**Pedido 1:** Coloque numa lista numerada as linhas das entradas fornecidas, desde o início das entradas até à linha que contém "paragraph-lead: President and", inclusive. Omita as linhas em branco.

**Documento de origem:**
A 5 de outubro de 1910 era proclamada a República em Portugal, pondo fim a uma das monarquias mais antigas da Europa. A jovem República herdara um país empobrecido, longe dos áureos tempos das grandes navegações. Além de uma economia precária, trazia nas costas o sangue derramado do penúltimo rei português, nódoa que jamais sairia do cenário histórico português.
No dia 1 de fevereiro de 1908, sucedeu-se na Baixa Lisboeta, entre o Terreiro do Paço e a Rua do Arsenal, uma das maiores tragédias da história da monarquia portuguesa, o assassínio do rei Dom Carlos e do príncipe Luis Filipe. Vítima da sua política déspota e ditatorial, o monarca suscitou o ódio popular, incitando sobre si, as revoltas e várias armas apontadas. Dom Carlos retornava de uma temporada no Alentejo, quando foi surpreendido por revoltosos militantes dos Dissidentes e dos Republicanos, cerca de oito (ou dezoito, conforme algumas versões) começaram a atirar sobre o landau que trazia a família real. Dom Carlos tombou sob os tiros da Winchester 351 de Manuel Buíça, e o filho, o infante Dom Luís Filipe, sob os tiros de Alfredo Costa. A rainha Dona Amélia, usando as flores que recebera de boas vindas a Lisboa, batia com elas no rosto dos atiradores, em vão, tentando defender a família. Minutos depois as flores caíam no chão, manchadas de sangue, assim como a monarquia, que dava os seus últimos suspiros. Nas ruas da cidade, o sangue real lavava todos os pecados do reinado de Dom Carlos, o regicídio abria as portas para a República, fechando de vez as da Monarquia.

**Entradas fornecidas:**
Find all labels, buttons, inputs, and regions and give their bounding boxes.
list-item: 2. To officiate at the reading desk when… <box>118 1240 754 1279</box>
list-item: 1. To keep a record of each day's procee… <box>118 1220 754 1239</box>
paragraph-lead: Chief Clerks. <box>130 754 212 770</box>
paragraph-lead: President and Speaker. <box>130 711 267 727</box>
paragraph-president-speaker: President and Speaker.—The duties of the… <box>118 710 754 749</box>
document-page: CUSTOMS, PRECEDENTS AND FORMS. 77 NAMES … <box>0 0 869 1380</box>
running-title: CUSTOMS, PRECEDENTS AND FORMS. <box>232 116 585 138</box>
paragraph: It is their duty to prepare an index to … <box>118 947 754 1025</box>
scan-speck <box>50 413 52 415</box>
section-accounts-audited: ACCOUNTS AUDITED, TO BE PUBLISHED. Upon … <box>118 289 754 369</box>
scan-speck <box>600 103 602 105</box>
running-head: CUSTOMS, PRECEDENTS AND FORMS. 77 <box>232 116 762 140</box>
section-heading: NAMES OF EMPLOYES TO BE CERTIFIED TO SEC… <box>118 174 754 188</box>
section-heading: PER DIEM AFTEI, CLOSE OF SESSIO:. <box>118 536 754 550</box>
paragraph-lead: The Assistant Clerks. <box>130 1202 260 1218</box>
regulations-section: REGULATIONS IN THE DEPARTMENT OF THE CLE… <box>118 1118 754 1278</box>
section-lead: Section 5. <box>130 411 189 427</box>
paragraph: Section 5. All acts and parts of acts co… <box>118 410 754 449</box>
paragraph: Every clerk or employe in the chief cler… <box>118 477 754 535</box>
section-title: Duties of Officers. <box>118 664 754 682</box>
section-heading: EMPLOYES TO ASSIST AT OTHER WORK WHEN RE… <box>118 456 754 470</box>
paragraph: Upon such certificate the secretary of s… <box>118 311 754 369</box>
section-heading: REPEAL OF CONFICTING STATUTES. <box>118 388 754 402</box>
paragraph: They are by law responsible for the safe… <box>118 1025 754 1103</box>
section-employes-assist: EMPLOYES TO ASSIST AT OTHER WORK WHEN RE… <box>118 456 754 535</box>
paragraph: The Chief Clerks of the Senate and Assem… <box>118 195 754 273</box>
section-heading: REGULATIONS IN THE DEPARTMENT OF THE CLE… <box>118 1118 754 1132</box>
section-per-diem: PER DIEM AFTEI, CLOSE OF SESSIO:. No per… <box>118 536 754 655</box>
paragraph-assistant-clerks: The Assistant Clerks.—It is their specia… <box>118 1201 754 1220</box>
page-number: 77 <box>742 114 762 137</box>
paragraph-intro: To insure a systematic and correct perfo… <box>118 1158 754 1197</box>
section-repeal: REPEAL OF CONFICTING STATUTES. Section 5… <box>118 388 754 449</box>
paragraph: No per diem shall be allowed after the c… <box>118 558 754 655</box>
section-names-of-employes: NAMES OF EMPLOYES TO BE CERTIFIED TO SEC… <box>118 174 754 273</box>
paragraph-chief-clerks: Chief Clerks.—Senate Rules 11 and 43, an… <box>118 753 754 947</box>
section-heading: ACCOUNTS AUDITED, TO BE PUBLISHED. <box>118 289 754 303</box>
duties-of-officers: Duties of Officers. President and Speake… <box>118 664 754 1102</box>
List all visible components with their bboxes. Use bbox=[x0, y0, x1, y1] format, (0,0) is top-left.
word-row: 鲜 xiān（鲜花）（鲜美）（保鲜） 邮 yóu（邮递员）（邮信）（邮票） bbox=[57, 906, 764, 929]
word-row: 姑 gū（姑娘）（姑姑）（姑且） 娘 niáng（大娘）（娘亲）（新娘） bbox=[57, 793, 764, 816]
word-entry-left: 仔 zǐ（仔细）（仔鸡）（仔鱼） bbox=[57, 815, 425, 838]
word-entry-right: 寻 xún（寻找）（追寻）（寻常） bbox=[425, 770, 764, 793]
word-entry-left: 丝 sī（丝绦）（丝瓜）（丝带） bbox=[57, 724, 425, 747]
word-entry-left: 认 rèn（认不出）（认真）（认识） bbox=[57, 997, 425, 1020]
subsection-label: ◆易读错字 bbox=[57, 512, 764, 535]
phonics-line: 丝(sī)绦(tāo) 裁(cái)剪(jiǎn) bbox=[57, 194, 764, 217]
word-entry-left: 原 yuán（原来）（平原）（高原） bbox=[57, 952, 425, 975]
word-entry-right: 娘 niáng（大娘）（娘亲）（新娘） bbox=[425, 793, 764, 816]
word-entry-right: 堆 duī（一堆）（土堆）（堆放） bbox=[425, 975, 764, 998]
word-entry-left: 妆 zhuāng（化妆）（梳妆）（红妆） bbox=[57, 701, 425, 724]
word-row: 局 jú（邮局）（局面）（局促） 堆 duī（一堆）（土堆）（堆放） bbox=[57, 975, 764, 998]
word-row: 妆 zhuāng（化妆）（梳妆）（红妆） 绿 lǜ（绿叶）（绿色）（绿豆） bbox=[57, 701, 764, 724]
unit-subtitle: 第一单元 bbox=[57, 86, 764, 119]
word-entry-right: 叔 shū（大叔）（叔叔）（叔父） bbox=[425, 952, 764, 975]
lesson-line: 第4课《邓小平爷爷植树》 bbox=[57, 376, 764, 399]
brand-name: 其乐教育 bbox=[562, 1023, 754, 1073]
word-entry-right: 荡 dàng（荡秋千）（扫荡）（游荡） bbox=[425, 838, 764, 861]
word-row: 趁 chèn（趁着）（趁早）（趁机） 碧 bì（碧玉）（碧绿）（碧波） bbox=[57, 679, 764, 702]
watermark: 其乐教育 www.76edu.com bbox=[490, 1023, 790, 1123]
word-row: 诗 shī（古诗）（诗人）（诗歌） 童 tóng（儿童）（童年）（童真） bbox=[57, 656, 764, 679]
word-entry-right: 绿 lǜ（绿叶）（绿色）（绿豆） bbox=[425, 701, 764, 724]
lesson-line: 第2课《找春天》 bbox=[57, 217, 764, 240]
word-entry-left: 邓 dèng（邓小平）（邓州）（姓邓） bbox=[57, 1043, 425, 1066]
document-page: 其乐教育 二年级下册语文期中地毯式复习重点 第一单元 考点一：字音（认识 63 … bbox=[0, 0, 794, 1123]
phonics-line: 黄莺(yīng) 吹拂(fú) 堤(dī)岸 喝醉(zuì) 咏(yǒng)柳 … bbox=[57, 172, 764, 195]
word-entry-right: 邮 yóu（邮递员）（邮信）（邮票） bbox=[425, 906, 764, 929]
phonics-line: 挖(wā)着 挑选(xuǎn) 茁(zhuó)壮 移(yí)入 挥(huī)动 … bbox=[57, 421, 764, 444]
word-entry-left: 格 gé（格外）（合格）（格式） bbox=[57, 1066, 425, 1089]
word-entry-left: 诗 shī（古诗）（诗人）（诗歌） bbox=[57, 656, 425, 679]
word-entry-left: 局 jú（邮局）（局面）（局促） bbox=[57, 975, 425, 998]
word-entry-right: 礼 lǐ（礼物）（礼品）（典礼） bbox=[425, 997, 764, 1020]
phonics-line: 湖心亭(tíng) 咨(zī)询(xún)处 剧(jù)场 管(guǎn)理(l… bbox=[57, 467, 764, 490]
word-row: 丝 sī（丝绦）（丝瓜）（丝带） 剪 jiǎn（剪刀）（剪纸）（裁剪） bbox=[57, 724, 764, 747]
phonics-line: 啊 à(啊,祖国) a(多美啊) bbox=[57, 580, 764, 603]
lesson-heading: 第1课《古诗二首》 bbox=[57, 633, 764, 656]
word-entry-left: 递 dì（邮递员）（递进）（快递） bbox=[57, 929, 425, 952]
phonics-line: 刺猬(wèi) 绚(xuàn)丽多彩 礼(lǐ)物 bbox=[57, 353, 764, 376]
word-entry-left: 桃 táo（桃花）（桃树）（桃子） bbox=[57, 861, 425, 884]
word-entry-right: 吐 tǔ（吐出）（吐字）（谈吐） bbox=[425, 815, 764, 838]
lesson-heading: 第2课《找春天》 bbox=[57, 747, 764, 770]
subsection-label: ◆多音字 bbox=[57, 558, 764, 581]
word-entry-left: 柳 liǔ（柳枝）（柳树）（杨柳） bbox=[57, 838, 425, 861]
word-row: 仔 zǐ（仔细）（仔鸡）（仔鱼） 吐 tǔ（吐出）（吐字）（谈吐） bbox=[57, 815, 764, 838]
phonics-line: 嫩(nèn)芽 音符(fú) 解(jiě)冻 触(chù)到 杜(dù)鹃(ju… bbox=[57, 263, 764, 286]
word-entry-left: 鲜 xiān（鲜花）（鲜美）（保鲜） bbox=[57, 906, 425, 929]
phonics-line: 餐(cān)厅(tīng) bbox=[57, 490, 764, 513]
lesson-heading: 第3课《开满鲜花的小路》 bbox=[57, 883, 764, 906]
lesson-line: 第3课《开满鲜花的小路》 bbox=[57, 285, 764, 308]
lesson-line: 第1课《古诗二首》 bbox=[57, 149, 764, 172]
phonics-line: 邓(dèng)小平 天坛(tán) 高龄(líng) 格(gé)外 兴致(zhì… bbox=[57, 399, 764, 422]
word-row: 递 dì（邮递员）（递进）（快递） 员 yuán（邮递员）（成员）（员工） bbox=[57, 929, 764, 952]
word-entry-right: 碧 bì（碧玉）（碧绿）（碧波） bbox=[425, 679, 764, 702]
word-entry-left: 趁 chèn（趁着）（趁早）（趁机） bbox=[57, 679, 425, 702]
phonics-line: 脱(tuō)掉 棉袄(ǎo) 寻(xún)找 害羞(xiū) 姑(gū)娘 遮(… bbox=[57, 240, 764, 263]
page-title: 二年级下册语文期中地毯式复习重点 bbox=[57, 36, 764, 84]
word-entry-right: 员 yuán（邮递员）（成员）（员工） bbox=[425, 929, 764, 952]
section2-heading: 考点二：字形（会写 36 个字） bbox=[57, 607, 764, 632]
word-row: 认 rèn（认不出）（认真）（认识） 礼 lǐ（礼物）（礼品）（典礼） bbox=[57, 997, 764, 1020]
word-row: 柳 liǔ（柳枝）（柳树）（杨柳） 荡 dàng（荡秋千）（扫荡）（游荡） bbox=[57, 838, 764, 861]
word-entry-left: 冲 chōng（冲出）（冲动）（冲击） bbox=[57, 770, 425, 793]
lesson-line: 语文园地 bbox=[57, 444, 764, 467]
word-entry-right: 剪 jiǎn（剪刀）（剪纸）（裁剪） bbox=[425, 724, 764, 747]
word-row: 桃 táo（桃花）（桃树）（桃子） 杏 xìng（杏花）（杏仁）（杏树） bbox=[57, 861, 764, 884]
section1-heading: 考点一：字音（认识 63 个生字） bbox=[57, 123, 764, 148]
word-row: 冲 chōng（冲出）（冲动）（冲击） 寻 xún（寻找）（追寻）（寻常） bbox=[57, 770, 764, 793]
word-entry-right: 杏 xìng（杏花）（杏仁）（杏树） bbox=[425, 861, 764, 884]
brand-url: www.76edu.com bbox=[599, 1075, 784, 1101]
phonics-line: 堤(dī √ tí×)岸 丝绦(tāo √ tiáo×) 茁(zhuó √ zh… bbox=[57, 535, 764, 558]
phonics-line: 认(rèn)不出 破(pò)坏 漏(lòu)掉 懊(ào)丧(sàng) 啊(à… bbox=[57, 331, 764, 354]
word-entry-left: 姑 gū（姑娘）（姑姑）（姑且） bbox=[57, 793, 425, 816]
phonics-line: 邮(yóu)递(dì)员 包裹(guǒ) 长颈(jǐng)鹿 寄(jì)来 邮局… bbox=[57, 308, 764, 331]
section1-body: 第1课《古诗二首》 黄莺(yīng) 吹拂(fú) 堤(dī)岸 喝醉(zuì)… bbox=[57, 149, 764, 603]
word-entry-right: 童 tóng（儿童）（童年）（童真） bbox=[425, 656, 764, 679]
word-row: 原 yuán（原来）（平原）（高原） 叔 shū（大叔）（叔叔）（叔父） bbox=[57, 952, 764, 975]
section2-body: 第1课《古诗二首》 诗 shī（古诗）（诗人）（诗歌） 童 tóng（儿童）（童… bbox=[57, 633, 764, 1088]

**Pedido 2:**
Responda, com base no documento de origem, às seguintes perguntas:
(a) Em que data foi proclamada a República em Portugal?
(b) Quem disparou sobre o infante Dom Luís Filipe?
(c) Com que objeto a rainha Dona Amélia batia no rosto dos atiradores?

**Resultado da tarefa 1:**
1. Find all labels, buttons, inputs, and regions and give their bounding boxes.
2. list-item: 2. To officiate at the reading desk when… <box>118 1240 754 1279</box>
3. list-item: 1. To keep a record of each day's procee… <box>118 1220 754 1239</box>
4. paragraph-lead: Chief Clerks. <box>130 754 212 770</box>
5. paragraph-lead: President and Speaker. <box>130 711 267 727</box>

**Resultado da tarefa 2:**
(a) A República foi proclamada a 5 de outubro de 1910.
(b) Foi Alfredo Costa quem disparou sobre o infante Dom Luís Filipe.
(c) A rainha batia-lhes com as flores que recebera de boas-vindas a Lisboa.